Objective → Search the records for "cette" and copy each line that holds it.

Provided records →
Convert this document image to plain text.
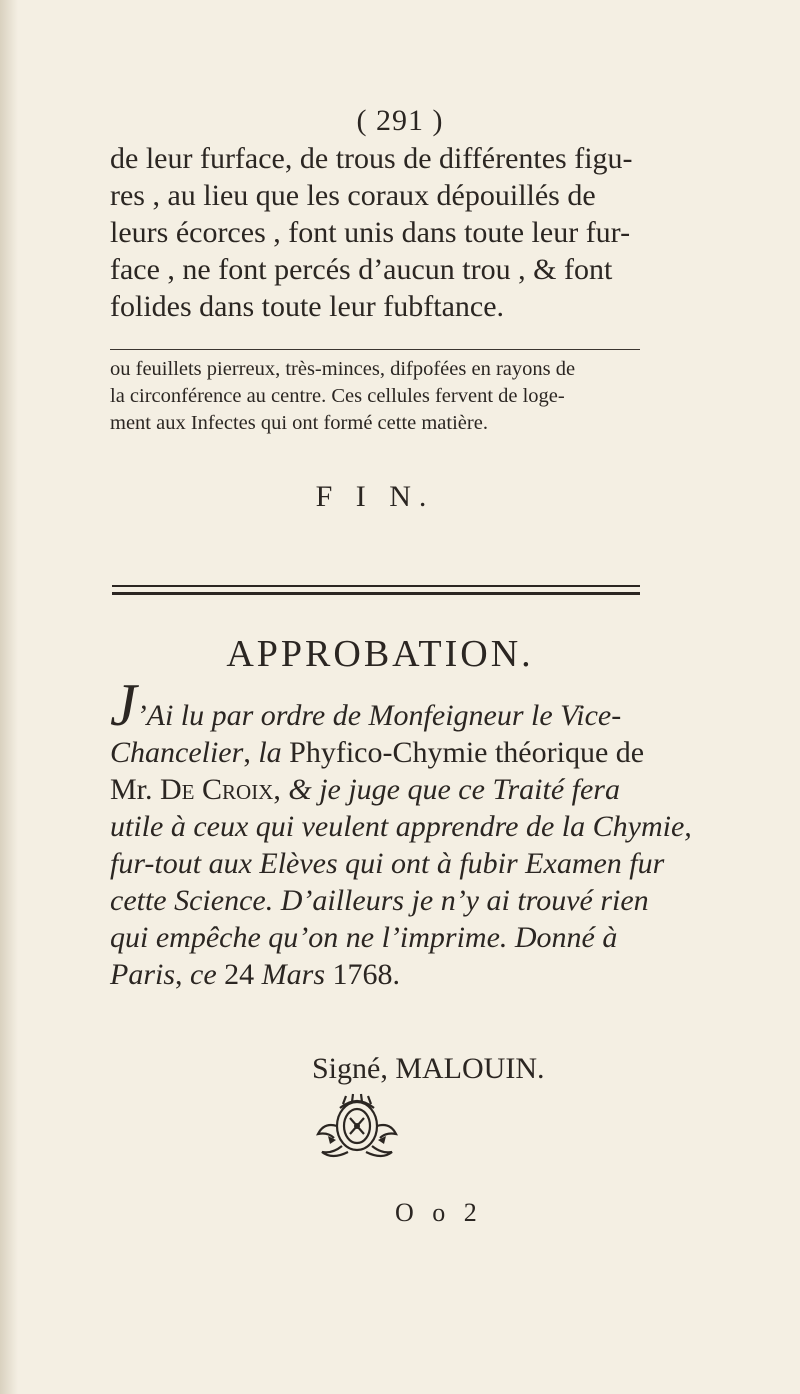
( 291 )
de leur furface, de trous de différentes figu-
res , au lieu que les coraux dépouillés de
leurs écorces , font unis dans toute leur fur-
face , ne font percés d’aucun trou , & font
folides dans toute leur fubftance.
ou feuillets pierreux, très-minces, difpofées en rayons de
la circonférence au centre. Ces cellules fervent de loge-
ment aux Infectes qui ont formé cette matière.
F I N.
APPROBATION.
J’Ai lu par ordre de Monfeigneur le Vice-
Chancelier, la Phyfico-Chymie théorique de
Mr. De Croix, & je juge que ce Traité fera
utile à ceux qui veulent apprendre de la Chymie,
fur-tout aux Elèves qui ont à fubir Examen fur
cette Science. D’ailleurs je n’y ai trouvé rien
qui empêche qu’on ne l’imprime. Donné à
Paris, ce 24 Mars 1768.
Signé, MALOUIN.
O o 2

Task result →
ment aux Infectes qui ont formé cette matière.
cette Science. D’ailleurs je n’y ai trouvé rien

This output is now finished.